Dataset rows:

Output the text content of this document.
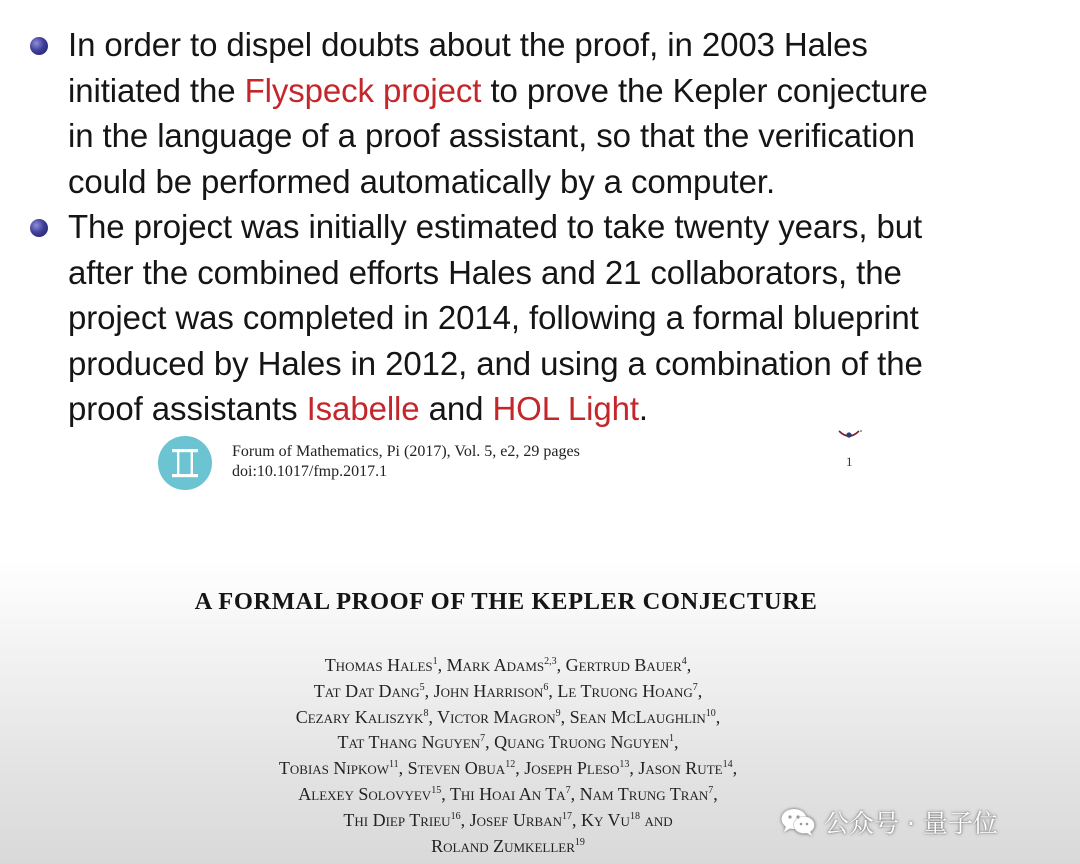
In order to dispel doubts about the proof, in 2003 Hales
initiated the Flyspeck project to prove the Kepler conjecture
in the language of a proof assistant, so that the verification
could be performed automatically by a computer.
The project was initially estimated to take twenty years, but
after the combined efforts Hales and 21 collaborators, the
project was completed in 2014, following a formal blueprint
produced by Hales in 2012, and using a combination of the
proof assistants Isabelle and HOL Light.
Forum of Mathematics, Pi (2017), Vol. 5, e2, 29 pages
doi:10.1017/fmp.2017.1
1
A FORMAL PROOF OF THE KEPLER CONJECTURE
Thomas Hales$^1$, Mark Adams$^{2,3}$, Gertrud Bauer$^4$,
Tat Dat Dang$^5$, John Harrison$^6$, Le Truong Hoang$^7$,
Cezary Kaliszyk$^8$, Victor Magron$^9$, Sean McLaughlin$^{10}$,
Tat Thang Nguyen$^7$, Quang Truong Nguyen$^1$,
Tobias Nipkow$^{11}$, Steven Obua$^{12}$, Joseph Pleso$^{13}$, Jason Rute$^{14}$,
Alexey Solovyev$^{15}$, Thi Hoai An Ta$^7$, Nam Trung Tran$^7$,
Thi Diep Trieu$^{16}$, Josef Urban$^{17}$, Ky Vu$^{18}$ and
Roland Zumkeller$^{19}$
公众号 · 量子位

Exercise objective:
Print each of the records above exactly as written, leaving no picture in the copy.

Answer to the task:
Output the text content of this document.
In order to dispel doubts about the proof, in 2003 Hales
initiated the Flyspeck project to prove the Kepler conjecture
in the language of a proof assistant, so that the verification
could be performed automatically by a computer.
The project was initially estimated to take twenty years, but
after the combined efforts Hales and 21 collaborators, the
project was completed in 2014, following a formal blueprint
produced by Hales in 2012, and using a combination of the
proof assistants Isabelle and HOL Light.
Forum of Mathematics, Pi (2017), Vol. 5, e2, 29 pages
doi:10.1017/fmp.2017.1
1
A FORMAL PROOF OF THE KEPLER CONJECTURE
Thomas Hales$^1$, Mark Adams$^{2,3}$, Gertrud Bauer$^4$,
Tat Dat Dang$^5$, John Harrison$^6$, Le Truong Hoang$^7$,
Cezary Kaliszyk$^8$, Victor Magron$^9$, Sean McLaughlin$^{10}$,
Tat Thang Nguyen$^7$, Quang Truong Nguyen$^1$,
Tobias Nipkow$^{11}$, Steven Obua$^{12}$, Joseph Pleso$^{13}$, Jason Rute$^{14}$,
Alexey Solovyev$^{15}$, Thi Hoai An Ta$^7$, Nam Trung Tran$^7$,
Thi Diep Trieu$^{16}$, Josef Urban$^{17}$, Ky Vu$^{18}$ and
Roland Zumkeller$^{19}$
公众号 · 量子位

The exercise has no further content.